§ **RECORD EXTRACTS**
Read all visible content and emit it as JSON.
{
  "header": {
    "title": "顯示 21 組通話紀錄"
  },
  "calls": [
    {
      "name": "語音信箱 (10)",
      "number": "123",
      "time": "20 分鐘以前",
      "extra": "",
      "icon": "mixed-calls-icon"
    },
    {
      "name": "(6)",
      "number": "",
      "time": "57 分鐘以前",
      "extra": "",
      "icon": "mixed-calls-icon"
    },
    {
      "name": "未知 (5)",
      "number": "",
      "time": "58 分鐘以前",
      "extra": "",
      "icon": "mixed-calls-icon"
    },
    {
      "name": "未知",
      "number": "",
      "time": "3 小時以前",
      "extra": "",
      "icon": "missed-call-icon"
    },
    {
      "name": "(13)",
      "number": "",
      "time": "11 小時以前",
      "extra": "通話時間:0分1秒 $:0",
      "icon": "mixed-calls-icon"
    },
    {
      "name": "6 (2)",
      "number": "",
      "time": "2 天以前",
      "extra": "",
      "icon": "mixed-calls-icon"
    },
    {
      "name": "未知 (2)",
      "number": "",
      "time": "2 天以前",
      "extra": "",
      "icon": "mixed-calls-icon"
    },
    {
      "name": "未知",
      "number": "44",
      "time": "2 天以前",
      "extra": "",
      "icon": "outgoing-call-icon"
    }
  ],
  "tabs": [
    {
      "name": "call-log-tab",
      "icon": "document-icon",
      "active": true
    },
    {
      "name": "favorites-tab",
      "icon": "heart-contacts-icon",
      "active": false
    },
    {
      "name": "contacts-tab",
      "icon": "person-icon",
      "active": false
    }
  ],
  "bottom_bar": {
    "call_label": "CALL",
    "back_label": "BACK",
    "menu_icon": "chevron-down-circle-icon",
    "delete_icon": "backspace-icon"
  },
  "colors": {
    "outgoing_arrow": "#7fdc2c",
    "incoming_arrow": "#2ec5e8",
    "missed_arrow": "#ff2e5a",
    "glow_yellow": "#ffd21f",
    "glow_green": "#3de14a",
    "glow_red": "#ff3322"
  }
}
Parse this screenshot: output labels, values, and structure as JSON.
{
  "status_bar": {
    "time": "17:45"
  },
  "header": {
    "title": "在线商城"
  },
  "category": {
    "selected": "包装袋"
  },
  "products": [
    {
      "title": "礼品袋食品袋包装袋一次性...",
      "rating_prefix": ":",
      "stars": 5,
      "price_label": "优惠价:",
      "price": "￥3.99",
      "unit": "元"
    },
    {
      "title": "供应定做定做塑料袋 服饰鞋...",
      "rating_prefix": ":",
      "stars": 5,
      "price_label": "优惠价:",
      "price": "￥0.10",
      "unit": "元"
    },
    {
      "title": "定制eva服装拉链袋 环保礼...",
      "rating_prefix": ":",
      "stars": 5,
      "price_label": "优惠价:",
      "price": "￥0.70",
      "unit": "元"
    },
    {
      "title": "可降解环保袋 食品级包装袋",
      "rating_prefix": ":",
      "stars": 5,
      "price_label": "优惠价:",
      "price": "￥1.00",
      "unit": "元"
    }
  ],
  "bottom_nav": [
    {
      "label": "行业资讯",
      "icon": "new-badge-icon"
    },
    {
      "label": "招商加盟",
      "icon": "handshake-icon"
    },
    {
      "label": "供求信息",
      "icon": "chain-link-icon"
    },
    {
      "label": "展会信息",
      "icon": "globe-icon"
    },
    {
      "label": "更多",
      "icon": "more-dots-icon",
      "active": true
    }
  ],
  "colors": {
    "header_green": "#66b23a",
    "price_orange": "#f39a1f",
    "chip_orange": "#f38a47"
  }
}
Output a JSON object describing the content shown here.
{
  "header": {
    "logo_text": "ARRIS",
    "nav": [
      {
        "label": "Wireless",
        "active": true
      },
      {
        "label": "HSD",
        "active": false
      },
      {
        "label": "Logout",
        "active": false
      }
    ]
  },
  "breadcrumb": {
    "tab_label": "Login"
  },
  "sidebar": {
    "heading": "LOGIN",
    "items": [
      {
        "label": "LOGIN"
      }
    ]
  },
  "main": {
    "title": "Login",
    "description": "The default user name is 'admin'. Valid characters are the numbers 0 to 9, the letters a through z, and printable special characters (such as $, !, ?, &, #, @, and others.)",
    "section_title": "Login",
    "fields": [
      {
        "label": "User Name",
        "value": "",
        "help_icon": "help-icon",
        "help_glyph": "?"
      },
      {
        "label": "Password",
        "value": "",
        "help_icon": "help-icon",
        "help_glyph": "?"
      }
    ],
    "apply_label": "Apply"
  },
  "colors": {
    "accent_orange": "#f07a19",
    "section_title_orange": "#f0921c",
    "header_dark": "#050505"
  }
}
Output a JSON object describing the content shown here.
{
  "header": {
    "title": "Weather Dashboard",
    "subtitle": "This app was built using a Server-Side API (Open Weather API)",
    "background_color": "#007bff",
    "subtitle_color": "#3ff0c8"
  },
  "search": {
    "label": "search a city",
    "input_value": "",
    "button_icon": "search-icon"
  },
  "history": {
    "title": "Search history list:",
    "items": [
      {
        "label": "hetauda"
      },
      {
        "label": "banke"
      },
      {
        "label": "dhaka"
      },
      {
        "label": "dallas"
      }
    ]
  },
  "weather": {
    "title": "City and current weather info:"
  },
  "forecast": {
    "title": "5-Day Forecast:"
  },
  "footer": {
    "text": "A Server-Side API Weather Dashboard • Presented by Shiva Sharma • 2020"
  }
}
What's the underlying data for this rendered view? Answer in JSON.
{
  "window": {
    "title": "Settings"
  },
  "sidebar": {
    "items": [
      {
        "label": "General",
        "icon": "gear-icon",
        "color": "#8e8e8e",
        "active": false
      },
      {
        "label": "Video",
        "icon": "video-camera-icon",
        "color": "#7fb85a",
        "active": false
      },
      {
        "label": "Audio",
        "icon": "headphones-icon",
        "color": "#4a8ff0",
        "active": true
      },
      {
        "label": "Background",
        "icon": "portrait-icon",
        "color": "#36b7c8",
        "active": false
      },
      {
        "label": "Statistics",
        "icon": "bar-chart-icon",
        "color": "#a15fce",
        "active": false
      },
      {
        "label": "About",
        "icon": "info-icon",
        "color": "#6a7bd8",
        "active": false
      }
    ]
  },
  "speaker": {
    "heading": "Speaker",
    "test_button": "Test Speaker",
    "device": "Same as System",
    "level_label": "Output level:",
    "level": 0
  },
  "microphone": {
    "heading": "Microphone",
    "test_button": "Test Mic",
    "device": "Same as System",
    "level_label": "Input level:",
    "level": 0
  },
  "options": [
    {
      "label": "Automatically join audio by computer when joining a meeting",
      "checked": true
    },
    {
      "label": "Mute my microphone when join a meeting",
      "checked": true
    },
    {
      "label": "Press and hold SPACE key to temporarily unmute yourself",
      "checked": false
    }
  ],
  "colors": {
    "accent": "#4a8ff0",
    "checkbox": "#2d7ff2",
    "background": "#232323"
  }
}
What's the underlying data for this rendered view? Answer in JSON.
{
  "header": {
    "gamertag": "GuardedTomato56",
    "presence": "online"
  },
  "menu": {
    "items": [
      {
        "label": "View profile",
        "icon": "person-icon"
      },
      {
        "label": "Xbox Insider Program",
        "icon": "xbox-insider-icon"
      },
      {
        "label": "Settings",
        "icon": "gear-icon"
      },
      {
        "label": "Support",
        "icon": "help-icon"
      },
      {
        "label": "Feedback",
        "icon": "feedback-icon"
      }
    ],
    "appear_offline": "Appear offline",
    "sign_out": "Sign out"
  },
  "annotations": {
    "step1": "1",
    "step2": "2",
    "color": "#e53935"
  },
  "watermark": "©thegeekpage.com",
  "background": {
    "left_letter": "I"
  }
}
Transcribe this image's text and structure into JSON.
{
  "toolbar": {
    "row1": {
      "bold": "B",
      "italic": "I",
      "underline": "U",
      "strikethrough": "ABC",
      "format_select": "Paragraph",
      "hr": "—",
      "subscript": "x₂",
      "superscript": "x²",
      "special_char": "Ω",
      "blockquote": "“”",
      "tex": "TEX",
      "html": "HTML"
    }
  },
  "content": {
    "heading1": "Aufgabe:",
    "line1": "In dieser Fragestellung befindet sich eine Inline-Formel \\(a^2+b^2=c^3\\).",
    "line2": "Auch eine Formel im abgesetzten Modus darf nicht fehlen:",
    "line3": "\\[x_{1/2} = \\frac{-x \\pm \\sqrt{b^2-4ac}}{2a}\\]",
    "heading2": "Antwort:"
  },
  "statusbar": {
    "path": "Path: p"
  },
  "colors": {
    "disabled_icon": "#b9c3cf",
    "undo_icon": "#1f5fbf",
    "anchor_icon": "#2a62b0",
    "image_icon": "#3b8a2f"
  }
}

§ **WHAT THE EXERCISE ASKS**
Locate "Transcribe this image's" in the data above. Then repeat, exactly, its line and each line after it through the last, adding nothing.

§ **RESULT OF THE TASK**
Transcribe this image's text and structure into JSON.
{
  "toolbar": {
    "row1": {
      "bold": "B",
      "italic": "I",
      "underline": "U",
      "strikethrough": "ABC",
      "format_select": "Paragraph",
      "hr": "—",
      "subscript": "x₂",
      "superscript": "x²",
      "special_char": "Ω",
      "blockquote": "“”",
      "tex": "TEX",
      "html": "HTML"
    }
  },
  "content": {
    "heading1": "Aufgabe:",
    "line1": "In dieser Fragestellung befindet sich eine Inline-Formel \\(a^2+b^2=c^3\\).",
    "line2": "Auch eine Formel im abgesetzten Modus darf nicht fehlen:",
    "line3": "\\[x_{1/2} = \\frac{-x \\pm \\sqrt{b^2-4ac}}{2a}\\]",
    "heading2": "Antwort:"
  },
  "statusbar": {
    "path": "Path: p"
  },
  "colors": {
    "disabled_icon": "#b9c3cf",
    "undo_icon": "#1f5fbf",
    "anchor_icon": "#2a62b0",
    "image_icon": "#3b8a2f"
  }
}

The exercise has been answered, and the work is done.